(Stored data)
- - - -
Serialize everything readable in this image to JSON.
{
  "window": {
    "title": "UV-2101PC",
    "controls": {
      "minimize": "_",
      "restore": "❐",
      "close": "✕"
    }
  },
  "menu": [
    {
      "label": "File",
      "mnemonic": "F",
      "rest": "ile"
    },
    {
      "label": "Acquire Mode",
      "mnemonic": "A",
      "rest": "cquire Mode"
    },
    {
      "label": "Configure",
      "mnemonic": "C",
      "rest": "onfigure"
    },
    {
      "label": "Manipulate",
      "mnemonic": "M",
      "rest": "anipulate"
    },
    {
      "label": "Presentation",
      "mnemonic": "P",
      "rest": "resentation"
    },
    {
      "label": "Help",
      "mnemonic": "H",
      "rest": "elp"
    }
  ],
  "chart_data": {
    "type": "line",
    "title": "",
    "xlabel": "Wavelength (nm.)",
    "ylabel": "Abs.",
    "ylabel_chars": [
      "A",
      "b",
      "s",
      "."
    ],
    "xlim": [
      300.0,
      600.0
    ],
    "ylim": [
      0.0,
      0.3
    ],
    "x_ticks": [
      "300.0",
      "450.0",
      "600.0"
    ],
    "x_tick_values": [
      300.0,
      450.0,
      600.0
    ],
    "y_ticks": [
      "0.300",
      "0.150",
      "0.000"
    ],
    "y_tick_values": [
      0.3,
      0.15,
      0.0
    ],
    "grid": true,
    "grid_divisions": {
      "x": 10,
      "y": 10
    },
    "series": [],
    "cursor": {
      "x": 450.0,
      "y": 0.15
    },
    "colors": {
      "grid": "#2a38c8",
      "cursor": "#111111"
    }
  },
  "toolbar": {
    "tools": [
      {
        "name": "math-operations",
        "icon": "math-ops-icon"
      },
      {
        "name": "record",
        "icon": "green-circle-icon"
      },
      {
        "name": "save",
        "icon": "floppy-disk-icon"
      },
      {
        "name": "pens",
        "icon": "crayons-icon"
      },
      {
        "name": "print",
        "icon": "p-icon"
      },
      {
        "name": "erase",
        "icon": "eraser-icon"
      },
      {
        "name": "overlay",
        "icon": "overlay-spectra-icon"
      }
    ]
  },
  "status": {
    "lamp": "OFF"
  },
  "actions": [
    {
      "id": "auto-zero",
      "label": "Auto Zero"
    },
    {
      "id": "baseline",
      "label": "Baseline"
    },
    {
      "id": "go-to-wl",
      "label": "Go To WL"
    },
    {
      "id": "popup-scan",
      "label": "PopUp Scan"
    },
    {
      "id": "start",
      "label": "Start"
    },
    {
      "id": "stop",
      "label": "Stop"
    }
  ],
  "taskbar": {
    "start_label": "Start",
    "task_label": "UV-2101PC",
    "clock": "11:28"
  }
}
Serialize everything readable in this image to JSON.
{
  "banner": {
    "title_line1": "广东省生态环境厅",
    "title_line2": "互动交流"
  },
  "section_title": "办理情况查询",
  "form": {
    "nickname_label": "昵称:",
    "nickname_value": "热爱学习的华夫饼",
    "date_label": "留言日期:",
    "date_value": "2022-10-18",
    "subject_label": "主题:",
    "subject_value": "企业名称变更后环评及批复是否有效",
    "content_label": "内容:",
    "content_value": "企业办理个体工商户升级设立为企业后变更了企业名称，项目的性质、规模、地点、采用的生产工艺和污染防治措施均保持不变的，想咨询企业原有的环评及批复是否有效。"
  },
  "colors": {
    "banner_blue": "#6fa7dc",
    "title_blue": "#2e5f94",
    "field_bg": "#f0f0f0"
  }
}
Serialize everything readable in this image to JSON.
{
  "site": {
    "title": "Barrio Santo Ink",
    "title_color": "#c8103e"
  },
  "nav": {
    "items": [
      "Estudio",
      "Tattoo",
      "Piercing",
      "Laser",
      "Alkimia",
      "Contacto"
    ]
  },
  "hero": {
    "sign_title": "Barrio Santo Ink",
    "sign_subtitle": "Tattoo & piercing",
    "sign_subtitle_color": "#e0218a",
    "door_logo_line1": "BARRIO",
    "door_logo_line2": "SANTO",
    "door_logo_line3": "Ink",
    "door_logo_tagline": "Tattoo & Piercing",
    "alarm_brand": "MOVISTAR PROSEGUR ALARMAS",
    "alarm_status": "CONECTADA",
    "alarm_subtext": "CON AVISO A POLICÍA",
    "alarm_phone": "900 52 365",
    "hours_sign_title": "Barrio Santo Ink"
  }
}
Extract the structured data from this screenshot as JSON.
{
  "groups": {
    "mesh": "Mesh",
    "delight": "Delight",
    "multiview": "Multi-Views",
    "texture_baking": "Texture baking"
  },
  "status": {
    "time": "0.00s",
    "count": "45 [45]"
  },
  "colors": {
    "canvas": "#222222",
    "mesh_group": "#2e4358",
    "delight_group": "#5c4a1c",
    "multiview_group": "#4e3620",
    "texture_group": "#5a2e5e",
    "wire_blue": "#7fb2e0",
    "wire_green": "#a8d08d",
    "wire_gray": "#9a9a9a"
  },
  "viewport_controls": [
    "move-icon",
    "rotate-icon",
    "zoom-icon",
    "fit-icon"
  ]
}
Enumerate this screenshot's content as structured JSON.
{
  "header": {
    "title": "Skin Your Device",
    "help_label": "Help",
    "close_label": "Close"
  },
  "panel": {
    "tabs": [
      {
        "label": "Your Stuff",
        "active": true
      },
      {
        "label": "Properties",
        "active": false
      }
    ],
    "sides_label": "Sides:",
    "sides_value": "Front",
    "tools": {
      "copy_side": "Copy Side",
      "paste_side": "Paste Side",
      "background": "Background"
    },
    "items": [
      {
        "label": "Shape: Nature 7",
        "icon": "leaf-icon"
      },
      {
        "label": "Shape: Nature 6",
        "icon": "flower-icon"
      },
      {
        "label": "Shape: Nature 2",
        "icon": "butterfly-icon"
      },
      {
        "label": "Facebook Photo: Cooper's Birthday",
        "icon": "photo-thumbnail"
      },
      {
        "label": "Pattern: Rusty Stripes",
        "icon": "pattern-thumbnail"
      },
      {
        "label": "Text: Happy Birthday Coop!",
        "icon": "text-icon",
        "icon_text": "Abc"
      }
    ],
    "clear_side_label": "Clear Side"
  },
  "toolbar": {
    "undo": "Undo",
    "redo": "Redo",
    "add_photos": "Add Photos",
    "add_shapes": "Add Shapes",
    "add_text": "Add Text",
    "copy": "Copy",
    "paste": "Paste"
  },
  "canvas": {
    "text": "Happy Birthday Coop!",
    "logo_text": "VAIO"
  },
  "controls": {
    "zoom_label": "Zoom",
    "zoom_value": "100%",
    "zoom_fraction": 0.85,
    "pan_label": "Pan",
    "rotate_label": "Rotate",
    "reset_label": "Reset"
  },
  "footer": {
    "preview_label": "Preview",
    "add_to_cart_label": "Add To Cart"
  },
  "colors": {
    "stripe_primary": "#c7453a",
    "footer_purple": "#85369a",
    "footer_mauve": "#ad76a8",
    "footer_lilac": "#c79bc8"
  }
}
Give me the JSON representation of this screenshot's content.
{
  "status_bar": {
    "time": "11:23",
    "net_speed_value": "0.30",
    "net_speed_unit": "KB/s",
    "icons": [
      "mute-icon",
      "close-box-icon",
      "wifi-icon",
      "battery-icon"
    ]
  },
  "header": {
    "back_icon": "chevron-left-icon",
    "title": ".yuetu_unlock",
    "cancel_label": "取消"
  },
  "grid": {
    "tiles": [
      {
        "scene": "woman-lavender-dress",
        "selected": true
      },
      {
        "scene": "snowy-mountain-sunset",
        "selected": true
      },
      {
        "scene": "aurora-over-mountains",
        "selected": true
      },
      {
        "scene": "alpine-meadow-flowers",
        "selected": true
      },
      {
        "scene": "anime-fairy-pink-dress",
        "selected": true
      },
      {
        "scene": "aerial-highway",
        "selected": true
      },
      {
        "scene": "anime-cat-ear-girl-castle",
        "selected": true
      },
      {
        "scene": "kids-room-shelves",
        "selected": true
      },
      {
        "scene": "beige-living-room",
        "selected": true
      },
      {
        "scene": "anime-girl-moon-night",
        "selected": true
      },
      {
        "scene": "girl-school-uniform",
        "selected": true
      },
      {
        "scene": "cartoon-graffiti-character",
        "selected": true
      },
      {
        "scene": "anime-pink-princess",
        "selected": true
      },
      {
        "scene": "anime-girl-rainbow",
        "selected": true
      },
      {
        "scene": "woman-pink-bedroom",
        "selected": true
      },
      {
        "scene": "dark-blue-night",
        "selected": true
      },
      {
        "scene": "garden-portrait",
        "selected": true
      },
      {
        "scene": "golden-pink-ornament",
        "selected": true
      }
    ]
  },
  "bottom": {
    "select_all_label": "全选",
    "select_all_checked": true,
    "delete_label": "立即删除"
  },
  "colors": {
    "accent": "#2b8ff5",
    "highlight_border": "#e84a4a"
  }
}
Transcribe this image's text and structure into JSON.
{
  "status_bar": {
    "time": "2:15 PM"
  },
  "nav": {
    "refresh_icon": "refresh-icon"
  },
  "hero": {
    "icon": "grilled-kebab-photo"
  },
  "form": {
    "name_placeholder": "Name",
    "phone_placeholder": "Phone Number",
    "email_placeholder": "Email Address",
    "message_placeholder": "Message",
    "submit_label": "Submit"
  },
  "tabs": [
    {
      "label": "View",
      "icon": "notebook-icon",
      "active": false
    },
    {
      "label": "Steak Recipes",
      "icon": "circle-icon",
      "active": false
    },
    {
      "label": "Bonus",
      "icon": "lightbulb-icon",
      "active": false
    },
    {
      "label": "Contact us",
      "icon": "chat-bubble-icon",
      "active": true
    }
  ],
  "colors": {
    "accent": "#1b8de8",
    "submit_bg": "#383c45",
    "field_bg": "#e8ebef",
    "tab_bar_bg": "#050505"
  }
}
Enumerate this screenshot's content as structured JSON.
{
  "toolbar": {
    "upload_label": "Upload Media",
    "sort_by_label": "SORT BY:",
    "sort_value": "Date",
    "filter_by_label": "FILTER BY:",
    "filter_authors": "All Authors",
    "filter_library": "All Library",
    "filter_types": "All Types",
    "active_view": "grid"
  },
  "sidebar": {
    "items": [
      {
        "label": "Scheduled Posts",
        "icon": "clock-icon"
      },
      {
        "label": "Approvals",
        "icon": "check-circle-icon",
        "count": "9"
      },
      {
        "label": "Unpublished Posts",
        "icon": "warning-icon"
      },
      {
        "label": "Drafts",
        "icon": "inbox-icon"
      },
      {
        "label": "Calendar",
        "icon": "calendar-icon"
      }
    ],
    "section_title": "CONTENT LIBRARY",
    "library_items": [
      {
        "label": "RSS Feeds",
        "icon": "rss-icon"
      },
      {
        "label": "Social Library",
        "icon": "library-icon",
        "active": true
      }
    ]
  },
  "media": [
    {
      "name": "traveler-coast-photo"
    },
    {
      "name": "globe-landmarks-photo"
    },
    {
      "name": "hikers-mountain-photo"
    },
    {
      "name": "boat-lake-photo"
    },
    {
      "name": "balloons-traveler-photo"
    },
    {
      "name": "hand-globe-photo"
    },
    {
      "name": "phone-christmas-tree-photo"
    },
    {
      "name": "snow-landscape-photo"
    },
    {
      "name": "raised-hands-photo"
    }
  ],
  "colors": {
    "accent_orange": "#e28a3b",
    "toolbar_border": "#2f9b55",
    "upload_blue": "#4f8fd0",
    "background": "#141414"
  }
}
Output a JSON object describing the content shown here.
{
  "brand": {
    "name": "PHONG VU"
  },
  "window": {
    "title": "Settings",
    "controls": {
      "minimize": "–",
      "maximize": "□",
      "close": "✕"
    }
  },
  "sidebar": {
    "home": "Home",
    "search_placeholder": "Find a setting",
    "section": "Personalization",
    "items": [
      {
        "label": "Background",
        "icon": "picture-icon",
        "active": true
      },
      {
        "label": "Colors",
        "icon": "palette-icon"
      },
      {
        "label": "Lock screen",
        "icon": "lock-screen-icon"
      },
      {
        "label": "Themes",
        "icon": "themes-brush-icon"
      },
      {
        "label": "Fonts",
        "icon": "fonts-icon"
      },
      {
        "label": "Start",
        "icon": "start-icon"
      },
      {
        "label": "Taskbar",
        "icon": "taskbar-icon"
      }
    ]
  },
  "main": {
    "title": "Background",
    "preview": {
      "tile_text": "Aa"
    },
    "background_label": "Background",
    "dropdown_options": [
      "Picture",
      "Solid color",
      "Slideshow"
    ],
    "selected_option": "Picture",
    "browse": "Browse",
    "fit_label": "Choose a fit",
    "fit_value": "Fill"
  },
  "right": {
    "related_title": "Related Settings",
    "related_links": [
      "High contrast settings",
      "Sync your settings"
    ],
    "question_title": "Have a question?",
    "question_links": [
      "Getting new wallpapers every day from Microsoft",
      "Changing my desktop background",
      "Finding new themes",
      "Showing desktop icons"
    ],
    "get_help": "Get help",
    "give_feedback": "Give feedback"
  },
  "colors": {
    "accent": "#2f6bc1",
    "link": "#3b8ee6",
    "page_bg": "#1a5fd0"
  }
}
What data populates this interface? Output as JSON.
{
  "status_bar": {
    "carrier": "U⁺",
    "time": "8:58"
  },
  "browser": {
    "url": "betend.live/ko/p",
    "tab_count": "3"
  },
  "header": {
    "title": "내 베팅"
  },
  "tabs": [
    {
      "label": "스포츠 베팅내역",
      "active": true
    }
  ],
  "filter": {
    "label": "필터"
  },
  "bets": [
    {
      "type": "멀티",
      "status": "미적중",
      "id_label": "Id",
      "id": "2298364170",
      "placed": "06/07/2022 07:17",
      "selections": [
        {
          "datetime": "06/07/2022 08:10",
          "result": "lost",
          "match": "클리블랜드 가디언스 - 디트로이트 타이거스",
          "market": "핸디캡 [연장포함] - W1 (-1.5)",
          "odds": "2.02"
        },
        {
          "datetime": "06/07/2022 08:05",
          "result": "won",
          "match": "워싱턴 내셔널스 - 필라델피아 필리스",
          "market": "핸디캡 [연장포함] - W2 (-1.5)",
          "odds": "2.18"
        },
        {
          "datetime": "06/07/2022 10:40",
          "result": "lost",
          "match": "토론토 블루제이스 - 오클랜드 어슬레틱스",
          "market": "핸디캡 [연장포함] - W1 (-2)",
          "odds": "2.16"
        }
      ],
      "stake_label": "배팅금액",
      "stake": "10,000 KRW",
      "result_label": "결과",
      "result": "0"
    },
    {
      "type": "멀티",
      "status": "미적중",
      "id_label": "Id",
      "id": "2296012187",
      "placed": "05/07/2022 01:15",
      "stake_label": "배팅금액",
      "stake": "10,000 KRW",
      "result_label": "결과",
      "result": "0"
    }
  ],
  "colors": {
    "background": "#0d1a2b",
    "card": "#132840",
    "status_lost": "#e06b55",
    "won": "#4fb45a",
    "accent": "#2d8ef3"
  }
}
- - - -
• TASK OBJECTIVE: Check every line of the listing for the string "globe" and report how many lines have it, as a number alone.

• EXERCISE SOLUTION: 2